# START OF LISTED ENTRIES

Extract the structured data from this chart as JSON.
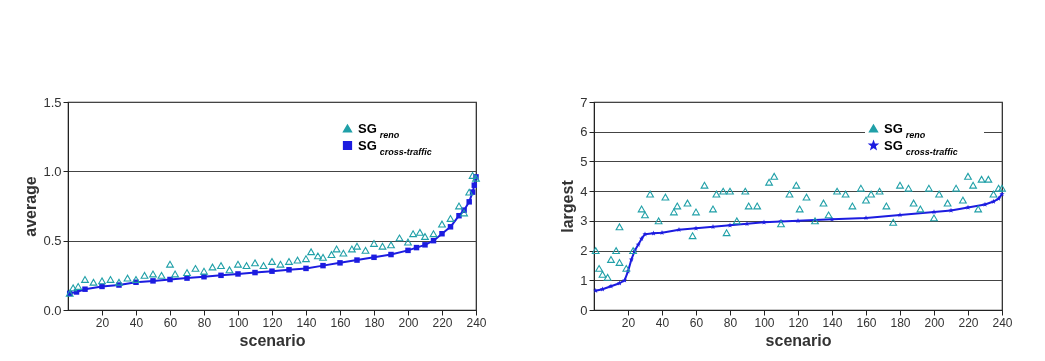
{
  "chart_data": [
    {
      "type": "scatter",
      "xlabel": "scenario",
      "ylabel": "average",
      "xlim": [
        0,
        240
      ],
      "xticks": [
        20,
        40,
        60,
        80,
        100,
        120,
        140,
        160,
        180,
        200,
        220,
        240
      ],
      "ylim": [
        0,
        1.5
      ],
      "yticks": [
        {
          "value": 0,
          "label": "0.0"
        },
        {
          "value": 0.5,
          "label": "0.5"
        },
        {
          "value": 1,
          "label": "1.0"
        },
        {
          "value": 1.5,
          "label": "1.5"
        }
      ],
      "grid": "y",
      "legend": "top right",
      "series": [
        {
          "name": "SG$_{reno}$",
          "type": "scatter",
          "marker": "triangle",
          "color": "#20a0a8",
          "x": [
            1,
            3,
            6,
            10,
            15,
            20,
            25,
            30,
            35,
            40,
            45,
            50,
            55,
            60,
            63,
            70,
            75,
            80,
            85,
            90,
            95,
            100,
            105,
            110,
            115,
            120,
            125,
            130,
            135,
            140,
            143,
            147,
            150,
            155,
            158,
            162,
            167,
            170,
            175,
            180,
            185,
            190,
            195,
            200,
            203,
            207,
            210,
            215,
            220,
            225,
            230,
            233,
            236,
            238,
            240
          ],
          "values": [
            0.12,
            0.16,
            0.17,
            0.22,
            0.2,
            0.21,
            0.22,
            0.2,
            0.23,
            0.22,
            0.25,
            0.26,
            0.25,
            0.33,
            0.26,
            0.27,
            0.3,
            0.28,
            0.31,
            0.32,
            0.29,
            0.33,
            0.32,
            0.34,
            0.32,
            0.35,
            0.33,
            0.35,
            0.36,
            0.37,
            0.42,
            0.39,
            0.38,
            0.4,
            0.44,
            0.41,
            0.44,
            0.46,
            0.43,
            0.48,
            0.46,
            0.47,
            0.52,
            0.49,
            0.55,
            0.56,
            0.53,
            0.55,
            0.62,
            0.66,
            0.75,
            0.7,
            0.85,
            0.97,
            0.95
          ]
        },
        {
          "name": "SG$_{cross-traffic}$",
          "type": "line",
          "marker": "square",
          "color": "#1c1ce0",
          "x": [
            1,
            5,
            10,
            20,
            30,
            40,
            50,
            60,
            70,
            80,
            90,
            100,
            110,
            120,
            130,
            140,
            150,
            160,
            170,
            180,
            190,
            200,
            205,
            210,
            215,
            220,
            225,
            230,
            233,
            236,
            238,
            239,
            240
          ],
          "values": [
            0.12,
            0.13,
            0.15,
            0.17,
            0.18,
            0.2,
            0.21,
            0.22,
            0.23,
            0.24,
            0.25,
            0.26,
            0.27,
            0.28,
            0.29,
            0.3,
            0.32,
            0.34,
            0.36,
            0.38,
            0.4,
            0.43,
            0.45,
            0.47,
            0.5,
            0.55,
            0.6,
            0.68,
            0.72,
            0.78,
            0.85,
            0.9,
            0.96
          ]
        }
      ]
    },
    {
      "type": "scatter",
      "xlabel": "scenario",
      "ylabel": "largest",
      "xlim": [
        0,
        240
      ],
      "xticks": [
        20,
        40,
        60,
        80,
        100,
        120,
        140,
        160,
        180,
        200,
        220,
        240
      ],
      "ylim": [
        0,
        7
      ],
      "yticks": [
        0,
        1,
        2,
        3,
        4,
        5,
        6,
        7
      ],
      "grid": "y",
      "legend": "top right",
      "series": [
        {
          "name": "SG$_{reno}$",
          "type": "scatter",
          "marker": "triangle",
          "color": "#20a0a8",
          "x": [
            1,
            3,
            5,
            8,
            10,
            13,
            15,
            15,
            19,
            23,
            28,
            30,
            33,
            38,
            42,
            47,
            49,
            55,
            58,
            60,
            65,
            70,
            72,
            76,
            78,
            80,
            84,
            89,
            91,
            96,
            103,
            106,
            110,
            115,
            119,
            121,
            125,
            130,
            135,
            138,
            143,
            148,
            152,
            157,
            160,
            163,
            168,
            172,
            176,
            180,
            185,
            188,
            192,
            197,
            200,
            203,
            208,
            213,
            217,
            220,
            223,
            226,
            228,
            232,
            235,
            238,
            240
          ],
          "values": [
            2.0,
            1.4,
            1.2,
            1.1,
            1.7,
            2.0,
            1.6,
            2.8,
            1.4,
            2.0,
            3.4,
            3.2,
            3.9,
            3.0,
            3.8,
            3.3,
            3.5,
            3.6,
            2.5,
            3.3,
            4.2,
            3.4,
            3.9,
            4.0,
            2.6,
            4.0,
            3.0,
            4.0,
            3.5,
            3.5,
            4.3,
            4.5,
            2.9,
            3.9,
            4.2,
            3.4,
            3.8,
            3.0,
            3.6,
            3.2,
            4.0,
            3.9,
            3.5,
            4.1,
            3.7,
            3.9,
            4.0,
            3.5,
            2.95,
            4.2,
            4.1,
            3.6,
            3.4,
            4.1,
            3.1,
            3.9,
            3.6,
            4.1,
            3.7,
            4.5,
            4.2,
            3.4,
            4.4,
            4.4,
            3.9,
            4.1,
            4.1
          ]
        },
        {
          "name": "SG$_{cross-traffic}$",
          "type": "line",
          "marker": "star",
          "color": "#1c1ce0",
          "x": [
            1,
            5,
            10,
            15,
            18,
            20,
            22,
            24,
            26,
            28,
            30,
            35,
            40,
            50,
            60,
            70,
            80,
            90,
            100,
            110,
            120,
            140,
            160,
            180,
            200,
            210,
            220,
            230,
            235,
            238,
            240
          ],
          "values": [
            0.65,
            0.7,
            0.8,
            0.9,
            1.0,
            1.3,
            1.7,
            2.0,
            2.2,
            2.4,
            2.55,
            2.58,
            2.6,
            2.7,
            2.75,
            2.8,
            2.85,
            2.9,
            2.95,
            2.98,
            3.0,
            3.05,
            3.1,
            3.2,
            3.3,
            3.35,
            3.45,
            3.55,
            3.65,
            3.75,
            3.9
          ]
        }
      ]
    }
  ]
}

# END OF LISTED ENTRIES

**STATED TASK**
Return every line holding the word "marker" from the records.

**EXERCISE RESPONSE**
          "marker": "triangle",
          "marker": "square",
          "marker": "triangle",
          "marker": "star",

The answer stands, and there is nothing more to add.